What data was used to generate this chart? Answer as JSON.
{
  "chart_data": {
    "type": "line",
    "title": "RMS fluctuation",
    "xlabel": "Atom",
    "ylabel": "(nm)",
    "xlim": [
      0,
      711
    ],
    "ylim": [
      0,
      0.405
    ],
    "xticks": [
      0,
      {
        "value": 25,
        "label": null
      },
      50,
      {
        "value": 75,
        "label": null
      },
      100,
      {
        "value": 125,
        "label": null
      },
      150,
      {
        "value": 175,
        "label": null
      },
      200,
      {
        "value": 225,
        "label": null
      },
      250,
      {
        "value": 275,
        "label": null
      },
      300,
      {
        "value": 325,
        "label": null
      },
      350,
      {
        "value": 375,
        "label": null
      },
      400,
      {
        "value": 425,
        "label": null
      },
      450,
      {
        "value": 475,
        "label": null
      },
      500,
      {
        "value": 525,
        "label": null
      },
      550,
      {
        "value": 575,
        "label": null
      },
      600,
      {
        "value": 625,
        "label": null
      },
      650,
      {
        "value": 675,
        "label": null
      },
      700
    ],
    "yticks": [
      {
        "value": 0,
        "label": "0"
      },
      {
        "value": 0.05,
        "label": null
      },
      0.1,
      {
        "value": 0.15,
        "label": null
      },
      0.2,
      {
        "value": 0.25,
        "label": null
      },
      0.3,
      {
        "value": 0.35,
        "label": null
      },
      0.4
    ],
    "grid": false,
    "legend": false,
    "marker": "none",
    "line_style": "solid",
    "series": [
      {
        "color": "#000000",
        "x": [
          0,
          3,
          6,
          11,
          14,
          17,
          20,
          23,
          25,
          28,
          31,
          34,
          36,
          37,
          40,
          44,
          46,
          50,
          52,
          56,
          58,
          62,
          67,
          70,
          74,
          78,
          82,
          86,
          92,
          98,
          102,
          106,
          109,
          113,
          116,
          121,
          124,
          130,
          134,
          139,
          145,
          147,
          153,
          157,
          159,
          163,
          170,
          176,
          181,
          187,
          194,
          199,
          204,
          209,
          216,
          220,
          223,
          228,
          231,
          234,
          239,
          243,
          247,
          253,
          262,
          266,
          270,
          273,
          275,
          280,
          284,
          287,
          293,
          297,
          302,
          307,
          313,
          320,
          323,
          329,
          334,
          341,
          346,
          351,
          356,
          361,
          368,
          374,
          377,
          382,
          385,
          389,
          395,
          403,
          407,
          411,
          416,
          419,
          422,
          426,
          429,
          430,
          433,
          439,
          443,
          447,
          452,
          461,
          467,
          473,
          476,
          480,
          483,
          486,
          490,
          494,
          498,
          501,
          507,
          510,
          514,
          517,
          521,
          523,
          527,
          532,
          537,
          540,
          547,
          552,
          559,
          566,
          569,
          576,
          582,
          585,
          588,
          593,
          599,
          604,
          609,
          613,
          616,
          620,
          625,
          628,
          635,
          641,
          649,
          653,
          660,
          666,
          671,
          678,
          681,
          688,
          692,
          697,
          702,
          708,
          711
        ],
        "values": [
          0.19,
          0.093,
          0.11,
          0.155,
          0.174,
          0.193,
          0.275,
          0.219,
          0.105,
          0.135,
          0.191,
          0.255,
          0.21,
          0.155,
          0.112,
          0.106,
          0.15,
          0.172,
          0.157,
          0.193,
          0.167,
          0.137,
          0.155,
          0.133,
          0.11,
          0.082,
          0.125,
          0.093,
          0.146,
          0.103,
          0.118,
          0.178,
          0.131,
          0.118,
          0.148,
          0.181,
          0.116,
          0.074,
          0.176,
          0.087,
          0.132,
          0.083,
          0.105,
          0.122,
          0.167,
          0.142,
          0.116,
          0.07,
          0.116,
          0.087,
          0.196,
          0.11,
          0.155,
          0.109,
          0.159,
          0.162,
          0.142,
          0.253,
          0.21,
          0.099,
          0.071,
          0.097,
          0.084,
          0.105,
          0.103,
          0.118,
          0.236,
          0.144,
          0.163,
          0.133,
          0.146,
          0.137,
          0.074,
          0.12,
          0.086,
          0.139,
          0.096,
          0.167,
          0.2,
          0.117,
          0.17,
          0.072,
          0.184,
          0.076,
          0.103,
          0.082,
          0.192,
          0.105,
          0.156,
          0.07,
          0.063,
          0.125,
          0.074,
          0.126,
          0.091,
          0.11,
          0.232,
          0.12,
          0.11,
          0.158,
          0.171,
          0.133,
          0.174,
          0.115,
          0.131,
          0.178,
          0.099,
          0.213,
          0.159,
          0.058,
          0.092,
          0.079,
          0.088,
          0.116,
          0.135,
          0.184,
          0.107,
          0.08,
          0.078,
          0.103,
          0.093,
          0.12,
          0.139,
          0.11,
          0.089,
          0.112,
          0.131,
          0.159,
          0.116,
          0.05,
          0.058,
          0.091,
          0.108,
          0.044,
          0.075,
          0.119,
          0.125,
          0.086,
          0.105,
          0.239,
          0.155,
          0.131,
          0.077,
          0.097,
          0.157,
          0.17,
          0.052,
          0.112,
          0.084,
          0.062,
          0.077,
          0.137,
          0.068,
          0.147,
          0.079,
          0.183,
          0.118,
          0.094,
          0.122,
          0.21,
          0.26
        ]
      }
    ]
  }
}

▶ _What the task asks_
Retype the records in full. Keep every line identical to the original.

▶ _Full answer_
What data was used to generate this chart? Answer as JSON.
{
  "chart_data": {
    "type": "line",
    "title": "RMS fluctuation",
    "xlabel": "Atom",
    "ylabel": "(nm)",
    "xlim": [
      0,
      711
    ],
    "ylim": [
      0,
      0.405
    ],
    "xticks": [
      0,
      {
        "value": 25,
        "label": null
      },
      50,
      {
        "value": 75,
        "label": null
      },
      100,
      {
        "value": 125,
        "label": null
      },
      150,
      {
        "value": 175,
        "label": null
      },
      200,
      {
        "value": 225,
        "label": null
      },
      250,
      {
        "value": 275,
        "label": null
      },
      300,
      {
        "value": 325,
        "label": null
      },
      350,
      {
        "value": 375,
        "label": null
      },
      400,
      {
        "value": 425,
        "label": null
      },
      450,
      {
        "value": 475,
        "label": null
      },
      500,
      {
        "value": 525,
        "label": null
      },
      550,
      {
        "value": 575,
        "label": null
      },
      600,
      {
        "value": 625,
        "label": null
      },
      650,
      {
        "value": 675,
        "label": null
      },
      700
    ],
    "yticks": [
      {
        "value": 0,
        "label": "0"
      },
      {
        "value": 0.05,
        "label": null
      },
      0.1,
      {
        "value": 0.15,
        "label": null
      },
      0.2,
      {
        "value": 0.25,
        "label": null
      },
      0.3,
      {
        "value": 0.35,
        "label": null
      },
      0.4
    ],
    "grid": false,
    "legend": false,
    "marker": "none",
    "line_style": "solid",
    "series": [
      {
        "color": "#000000",
        "x": [
          0,
          3,
          6,
          11,
          14,
          17,
          20,
          23,
          25,
          28,
          31,
          34,
          36,
          37,
          40,
          44,
          46,
          50,
          52,
          56,
          58,
          62,
          67,
          70,
          74,
          78,
          82,
          86,
          92,
          98,
          102,
          106,
          109,
          113,
          116,
          121,
          124,
          130,
          134,
          139,
          145,
          147,
          153,
          157,
          159,
          163,
          170,
          176,
          181,
          187,
          194,
          199,
          204,
          209,
          216,
          220,
          223,
          228,
          231,
          234,
          239,
          243,
          247,
          253,
          262,
          266,
          270,
          273,
          275,
          280,
          284,
          287,
          293,
          297,
          302,
          307,
          313,
          320,
          323,
          329,
          334,
          341,
          346,
          351,
          356,
          361,
          368,
          374,
          377,
          382,
          385,
          389,
          395,
          403,
          407,
          411,
          416,
          419,
          422,
          426,
          429,
          430,
          433,
          439,
          443,
          447,
          452,
          461,
          467,
          473,
          476,
          480,
          483,
          486,
          490,
          494,
          498,
          501,
          507,
          510,
          514,
          517,
          521,
          523,
          527,
          532,
          537,
          540,
          547,
          552,
          559,
          566,
          569,
          576,
          582,
          585,
          588,
          593,
          599,
          604,
          609,
          613,
          616,
          620,
          625,
          628,
          635,
          641,
          649,
          653,
          660,
          666,
          671,
          678,
          681,
          688,
          692,
          697,
          702,
          708,
          711
        ],
        "values": [
          0.19,
          0.093,
          0.11,
          0.155,
          0.174,
          0.193,
          0.275,
          0.219,
          0.105,
          0.135,
          0.191,
          0.255,
          0.21,
          0.155,
          0.112,
          0.106,
          0.15,
          0.172,
          0.157,
          0.193,
          0.167,
          0.137,
          0.155,
          0.133,
          0.11,
          0.082,
          0.125,
          0.093,
          0.146,
          0.103,
          0.118,
          0.178,
          0.131,
          0.118,
          0.148,
          0.181,
          0.116,
          0.074,
          0.176,
          0.087,
          0.132,
          0.083,
          0.105,
          0.122,
          0.167,
          0.142,
          0.116,
          0.07,
          0.116,
          0.087,
          0.196,
          0.11,
          0.155,
          0.109,
          0.159,
          0.162,
          0.142,
          0.253,
          0.21,
          0.099,
          0.071,
          0.097,
          0.084,
          0.105,
          0.103,
          0.118,
          0.236,
          0.144,
          0.163,
          0.133,
          0.146,
          0.137,
          0.074,
          0.12,
          0.086,
          0.139,
          0.096,
          0.167,
          0.2,
          0.117,
          0.17,
          0.072,
          0.184,
          0.076,
          0.103,
          0.082,
          0.192,
          0.105,
          0.156,
          0.07,
          0.063,
          0.125,
          0.074,
          0.126,
          0.091,
          0.11,
          0.232,
          0.12,
          0.11,
          0.158,
          0.171,
          0.133,
          0.174,
          0.115,
          0.131,
          0.178,
          0.099,
          0.213,
          0.159,
          0.058,
          0.092,
          0.079,
          0.088,
          0.116,
          0.135,
          0.184,
          0.107,
          0.08,
          0.078,
          0.103,
          0.093,
          0.12,
          0.139,
          0.11,
          0.089,
          0.112,
          0.131,
          0.159,
          0.116,
          0.05,
          0.058,
          0.091,
          0.108,
          0.044,
          0.075,
          0.119,
          0.125,
          0.086,
          0.105,
          0.239,
          0.155,
          0.131,
          0.077,
          0.097,
          0.157,
          0.17,
          0.052,
          0.112,
          0.084,
          0.062,
          0.077,
          0.137,
          0.068,
          0.147,
          0.079,
          0.183,
          0.118,
          0.094,
          0.122,
          0.21,
          0.26
        ]
      }
    ]
  }
}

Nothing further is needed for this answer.